» **EXERCISE INSTRUCTIONS**: In this exercise, return the whole listing exactly, excluding any images.

» **Source data**:
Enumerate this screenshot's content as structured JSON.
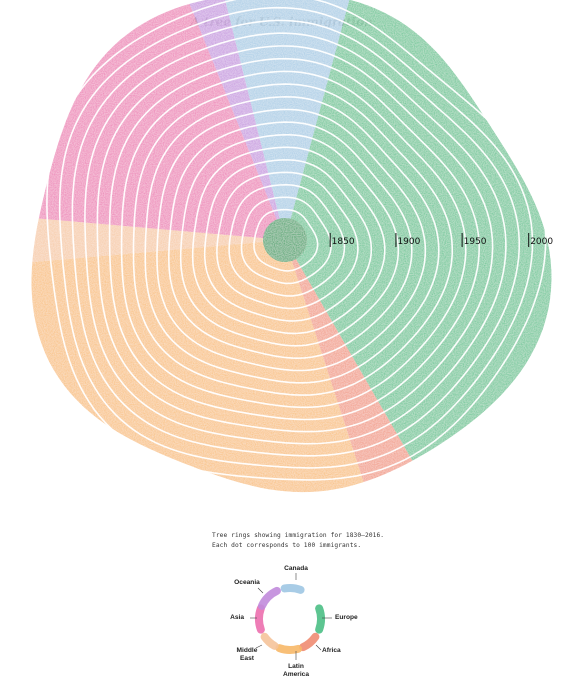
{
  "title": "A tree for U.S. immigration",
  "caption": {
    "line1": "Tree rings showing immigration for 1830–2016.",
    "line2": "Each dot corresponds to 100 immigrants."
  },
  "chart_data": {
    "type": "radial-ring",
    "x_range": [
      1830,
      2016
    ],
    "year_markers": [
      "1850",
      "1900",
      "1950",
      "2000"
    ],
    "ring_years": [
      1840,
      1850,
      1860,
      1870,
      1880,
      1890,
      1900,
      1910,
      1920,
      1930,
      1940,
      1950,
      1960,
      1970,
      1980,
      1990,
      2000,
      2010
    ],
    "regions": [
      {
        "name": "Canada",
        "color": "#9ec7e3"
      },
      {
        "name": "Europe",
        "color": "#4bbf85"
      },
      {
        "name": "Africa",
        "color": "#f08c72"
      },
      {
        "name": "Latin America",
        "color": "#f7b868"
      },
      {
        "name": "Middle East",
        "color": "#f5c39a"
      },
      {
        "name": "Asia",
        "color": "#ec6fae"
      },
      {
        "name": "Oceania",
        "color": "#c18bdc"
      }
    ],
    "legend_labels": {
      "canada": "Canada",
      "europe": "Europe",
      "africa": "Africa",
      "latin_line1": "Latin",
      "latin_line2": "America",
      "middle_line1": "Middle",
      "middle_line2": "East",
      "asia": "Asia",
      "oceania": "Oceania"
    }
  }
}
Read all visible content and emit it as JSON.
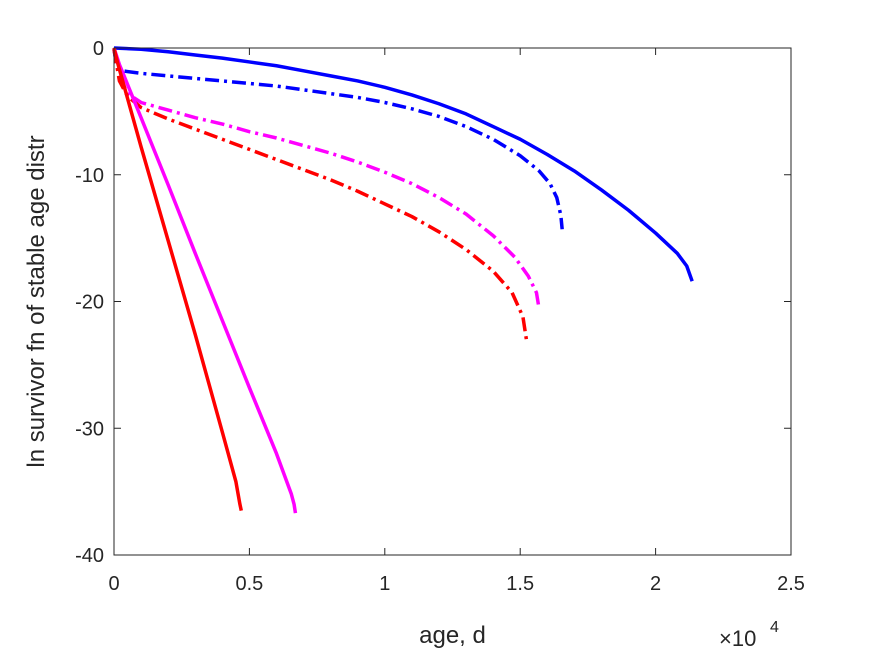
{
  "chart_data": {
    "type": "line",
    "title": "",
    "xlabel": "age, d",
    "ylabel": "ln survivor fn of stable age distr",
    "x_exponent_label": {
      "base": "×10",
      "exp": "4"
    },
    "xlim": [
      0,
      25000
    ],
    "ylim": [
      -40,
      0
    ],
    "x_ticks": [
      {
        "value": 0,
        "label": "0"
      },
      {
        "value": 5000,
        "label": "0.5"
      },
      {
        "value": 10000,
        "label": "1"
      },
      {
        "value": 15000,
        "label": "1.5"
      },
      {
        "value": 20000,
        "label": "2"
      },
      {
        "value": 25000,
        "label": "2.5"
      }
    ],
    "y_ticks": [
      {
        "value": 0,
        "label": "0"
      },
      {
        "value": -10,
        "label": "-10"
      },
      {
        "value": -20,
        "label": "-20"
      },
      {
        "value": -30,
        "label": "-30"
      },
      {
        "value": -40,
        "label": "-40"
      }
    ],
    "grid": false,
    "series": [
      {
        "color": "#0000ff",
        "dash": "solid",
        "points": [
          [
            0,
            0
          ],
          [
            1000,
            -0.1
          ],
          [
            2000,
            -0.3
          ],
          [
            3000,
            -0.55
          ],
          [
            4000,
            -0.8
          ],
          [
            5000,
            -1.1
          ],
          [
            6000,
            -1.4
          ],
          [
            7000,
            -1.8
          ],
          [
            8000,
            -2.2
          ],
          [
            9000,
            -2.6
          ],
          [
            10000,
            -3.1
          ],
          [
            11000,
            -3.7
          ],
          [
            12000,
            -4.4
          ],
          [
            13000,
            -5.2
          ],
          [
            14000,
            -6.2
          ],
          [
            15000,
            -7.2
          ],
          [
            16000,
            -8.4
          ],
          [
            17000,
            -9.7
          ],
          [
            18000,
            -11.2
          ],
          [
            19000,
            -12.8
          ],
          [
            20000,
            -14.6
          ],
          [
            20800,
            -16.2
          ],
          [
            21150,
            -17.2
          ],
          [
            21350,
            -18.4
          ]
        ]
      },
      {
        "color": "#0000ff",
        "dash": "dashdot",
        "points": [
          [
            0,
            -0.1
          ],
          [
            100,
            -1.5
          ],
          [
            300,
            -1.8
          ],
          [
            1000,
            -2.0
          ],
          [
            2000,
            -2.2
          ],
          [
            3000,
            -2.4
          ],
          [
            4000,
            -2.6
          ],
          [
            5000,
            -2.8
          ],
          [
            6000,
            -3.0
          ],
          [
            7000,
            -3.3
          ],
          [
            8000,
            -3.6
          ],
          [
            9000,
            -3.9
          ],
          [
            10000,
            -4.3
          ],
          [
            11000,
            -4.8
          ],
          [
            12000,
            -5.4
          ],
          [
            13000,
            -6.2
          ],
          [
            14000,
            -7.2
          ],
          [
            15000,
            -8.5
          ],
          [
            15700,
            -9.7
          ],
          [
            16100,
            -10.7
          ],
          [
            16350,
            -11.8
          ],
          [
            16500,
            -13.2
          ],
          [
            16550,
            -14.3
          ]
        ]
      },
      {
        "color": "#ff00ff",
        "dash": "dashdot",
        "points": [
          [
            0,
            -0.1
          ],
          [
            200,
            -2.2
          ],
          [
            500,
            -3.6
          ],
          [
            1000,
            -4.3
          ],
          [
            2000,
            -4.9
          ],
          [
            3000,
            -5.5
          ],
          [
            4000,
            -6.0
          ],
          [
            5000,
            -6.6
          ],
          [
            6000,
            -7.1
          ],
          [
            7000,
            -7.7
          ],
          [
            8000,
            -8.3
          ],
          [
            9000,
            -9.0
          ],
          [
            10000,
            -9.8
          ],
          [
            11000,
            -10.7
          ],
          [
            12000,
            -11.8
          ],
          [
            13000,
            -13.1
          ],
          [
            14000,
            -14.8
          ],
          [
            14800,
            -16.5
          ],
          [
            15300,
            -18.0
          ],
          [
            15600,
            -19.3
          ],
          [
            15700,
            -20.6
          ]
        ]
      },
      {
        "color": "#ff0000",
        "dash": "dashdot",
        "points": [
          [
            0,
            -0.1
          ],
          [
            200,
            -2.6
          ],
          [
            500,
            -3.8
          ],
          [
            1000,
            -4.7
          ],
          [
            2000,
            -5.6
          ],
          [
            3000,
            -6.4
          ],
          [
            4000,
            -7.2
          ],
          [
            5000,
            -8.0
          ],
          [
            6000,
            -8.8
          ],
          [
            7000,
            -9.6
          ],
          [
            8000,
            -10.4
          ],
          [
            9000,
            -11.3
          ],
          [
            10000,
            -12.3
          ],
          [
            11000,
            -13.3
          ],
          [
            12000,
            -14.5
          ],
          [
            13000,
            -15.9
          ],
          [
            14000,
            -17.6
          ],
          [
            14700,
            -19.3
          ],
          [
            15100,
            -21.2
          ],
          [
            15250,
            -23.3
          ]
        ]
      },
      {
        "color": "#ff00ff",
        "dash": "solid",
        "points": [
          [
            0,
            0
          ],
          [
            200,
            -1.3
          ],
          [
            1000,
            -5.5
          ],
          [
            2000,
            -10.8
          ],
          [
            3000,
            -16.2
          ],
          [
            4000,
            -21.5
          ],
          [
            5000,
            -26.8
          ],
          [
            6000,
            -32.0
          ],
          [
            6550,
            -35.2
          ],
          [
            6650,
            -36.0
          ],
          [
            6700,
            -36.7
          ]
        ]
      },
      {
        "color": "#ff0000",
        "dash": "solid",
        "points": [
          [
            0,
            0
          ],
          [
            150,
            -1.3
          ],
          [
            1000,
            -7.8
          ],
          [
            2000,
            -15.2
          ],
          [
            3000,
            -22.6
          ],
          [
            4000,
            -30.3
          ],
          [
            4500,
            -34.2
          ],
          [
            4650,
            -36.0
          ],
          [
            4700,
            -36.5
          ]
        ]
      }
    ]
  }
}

» **ANSWER TO THE PROBLEM**:
Enumerate this screenshot's content as structured JSON.
{
  "title": "A tree for U.S. immigration",
  "caption": {
    "line1": "Tree rings showing immigration for 1830–2016.",
    "line2": "Each dot corresponds to 100 immigrants."
  },
  "chart_data": {
    "type": "radial-ring",
    "x_range": [
      1830,
      2016
    ],
    "year_markers": [
      "1850",
      "1900",
      "1950",
      "2000"
    ],
    "ring_years": [
      1840,
      1850,
      1860,
      1870,
      1880,
      1890,
      1900,
      1910,
      1920,
      1930,
      1940,
      1950,
      1960,
      1970,
      1980,
      1990,
      2000,
      2010
    ],
    "regions": [
      {
        "name": "Canada",
        "color": "#9ec7e3"
      },
      {
        "name": "Europe",
        "color": "#4bbf85"
      },
      {
        "name": "Africa",
        "color": "#f08c72"
      },
      {
        "name": "Latin America",
        "color": "#f7b868"
      },
      {
        "name": "Middle East",
        "color": "#f5c39a"
      },
      {
        "name": "Asia",
        "color": "#ec6fae"
      },
      {
        "name": "Oceania",
        "color": "#c18bdc"
      }
    ],
    "legend_labels": {
      "canada": "Canada",
      "europe": "Europe",
      "africa": "Africa",
      "latin_line1": "Latin",
      "latin_line2": "America",
      "middle_line1": "Middle",
      "middle_line2": "East",
      "asia": "Asia",
      "oceania": "Oceania"
    }
  }
}
Read all visible content and emit it as JSON.
{
  "chart_data": {
    "type": "line",
    "title": "",
    "xlabel": "age, d",
    "ylabel": "ln survivor fn of stable age distr",
    "x_exponent_label": {
      "base": "×10",
      "exp": "4"
    },
    "xlim": [
      0,
      25000
    ],
    "ylim": [
      -40,
      0
    ],
    "x_ticks": [
      {
        "value": 0,
        "label": "0"
      },
      {
        "value": 5000,
        "label": "0.5"
      },
      {
        "value": 10000,
        "label": "1"
      },
      {
        "value": 15000,
        "label": "1.5"
      },
      {
        "value": 20000,
        "label": "2"
      },
      {
        "value": 25000,
        "label": "2.5"
      }
    ],
    "y_ticks": [
      {
        "value": 0,
        "label": "0"
      },
      {
        "value": -10,
        "label": "-10"
      },
      {
        "value": -20,
        "label": "-20"
      },
      {
        "value": -30,
        "label": "-30"
      },
      {
        "value": -40,
        "label": "-40"
      }
    ],
    "grid": false,
    "series": [
      {
        "color": "#0000ff",
        "dash": "solid",
        "points": [
          [
            0,
            0
          ],
          [
            1000,
            -0.1
          ],
          [
            2000,
            -0.3
          ],
          [
            3000,
            -0.55
          ],
          [
            4000,
            -0.8
          ],
          [
            5000,
            -1.1
          ],
          [
            6000,
            -1.4
          ],
          [
            7000,
            -1.8
          ],
          [
            8000,
            -2.2
          ],
          [
            9000,
            -2.6
          ],
          [
            10000,
            -3.1
          ],
          [
            11000,
            -3.7
          ],
          [
            12000,
            -4.4
          ],
          [
            13000,
            -5.2
          ],
          [
            14000,
            -6.2
          ],
          [
            15000,
            -7.2
          ],
          [
            16000,
            -8.4
          ],
          [
            17000,
            -9.7
          ],
          [
            18000,
            -11.2
          ],
          [
            19000,
            -12.8
          ],
          [
            20000,
            -14.6
          ],
          [
            20800,
            -16.2
          ],
          [
            21150,
            -17.2
          ],
          [
            21350,
            -18.4
          ]
        ]
      },
      {
        "color": "#0000ff",
        "dash": "dashdot",
        "points": [
          [
            0,
            -0.1
          ],
          [
            100,
            -1.5
          ],
          [
            300,
            -1.8
          ],
          [
            1000,
            -2.0
          ],
          [
            2000,
            -2.2
          ],
          [
            3000,
            -2.4
          ],
          [
            4000,
            -2.6
          ],
          [
            5000,
            -2.8
          ],
          [
            6000,
            -3.0
          ],
          [
            7000,
            -3.3
          ],
          [
            8000,
            -3.6
          ],
          [
            9000,
            -3.9
          ],
          [
            10000,
            -4.3
          ],
          [
            11000,
            -4.8
          ],
          [
            12000,
            -5.4
          ],
          [
            13000,
            -6.2
          ],
          [
            14000,
            -7.2
          ],
          [
            15000,
            -8.5
          ],
          [
            15700,
            -9.7
          ],
          [
            16100,
            -10.7
          ],
          [
            16350,
            -11.8
          ],
          [
            16500,
            -13.2
          ],
          [
            16550,
            -14.3
          ]
        ]
      },
      {
        "color": "#ff00ff",
        "dash": "dashdot",
        "points": [
          [
            0,
            -0.1
          ],
          [
            200,
            -2.2
          ],
          [
            500,
            -3.6
          ],
          [
            1000,
            -4.3
          ],
          [
            2000,
            -4.9
          ],
          [
            3000,
            -5.5
          ],
          [
            4000,
            -6.0
          ],
          [
            5000,
            -6.6
          ],
          [
            6000,
            -7.1
          ],
          [
            7000,
            -7.7
          ],
          [
            8000,
            -8.3
          ],
          [
            9000,
            -9.0
          ],
          [
            10000,
            -9.8
          ],
          [
            11000,
            -10.7
          ],
          [
            12000,
            -11.8
          ],
          [
            13000,
            -13.1
          ],
          [
            14000,
            -14.8
          ],
          [
            14800,
            -16.5
          ],
          [
            15300,
            -18.0
          ],
          [
            15600,
            -19.3
          ],
          [
            15700,
            -20.6
          ]
        ]
      },
      {
        "color": "#ff0000",
        "dash": "dashdot",
        "points": [
          [
            0,
            -0.1
          ],
          [
            200,
            -2.6
          ],
          [
            500,
            -3.8
          ],
          [
            1000,
            -4.7
          ],
          [
            2000,
            -5.6
          ],
          [
            3000,
            -6.4
          ],
          [
            4000,
            -7.2
          ],
          [
            5000,
            -8.0
          ],
          [
            6000,
            -8.8
          ],
          [
            7000,
            -9.6
          ],
          [
            8000,
            -10.4
          ],
          [
            9000,
            -11.3
          ],
          [
            10000,
            -12.3
          ],
          [
            11000,
            -13.3
          ],
          [
            12000,
            -14.5
          ],
          [
            13000,
            -15.9
          ],
          [
            14000,
            -17.6
          ],
          [
            14700,
            -19.3
          ],
          [
            15100,
            -21.2
          ],
          [
            15250,
            -23.3
          ]
        ]
      },
      {
        "color": "#ff00ff",
        "dash": "solid",
        "points": [
          [
            0,
            0
          ],
          [
            200,
            -1.3
          ],
          [
            1000,
            -5.5
          ],
          [
            2000,
            -10.8
          ],
          [
            3000,
            -16.2
          ],
          [
            4000,
            -21.5
          ],
          [
            5000,
            -26.8
          ],
          [
            6000,
            -32.0
          ],
          [
            6550,
            -35.2
          ],
          [
            6650,
            -36.0
          ],
          [
            6700,
            -36.7
          ]
        ]
      },
      {
        "color": "#ff0000",
        "dash": "solid",
        "points": [
          [
            0,
            0
          ],
          [
            150,
            -1.3
          ],
          [
            1000,
            -7.8
          ],
          [
            2000,
            -15.2
          ],
          [
            3000,
            -22.6
          ],
          [
            4000,
            -30.3
          ],
          [
            4500,
            -34.2
          ],
          [
            4650,
            -36.0
          ],
          [
            4700,
            -36.5
          ]
        ]
      }
    ]
  }
}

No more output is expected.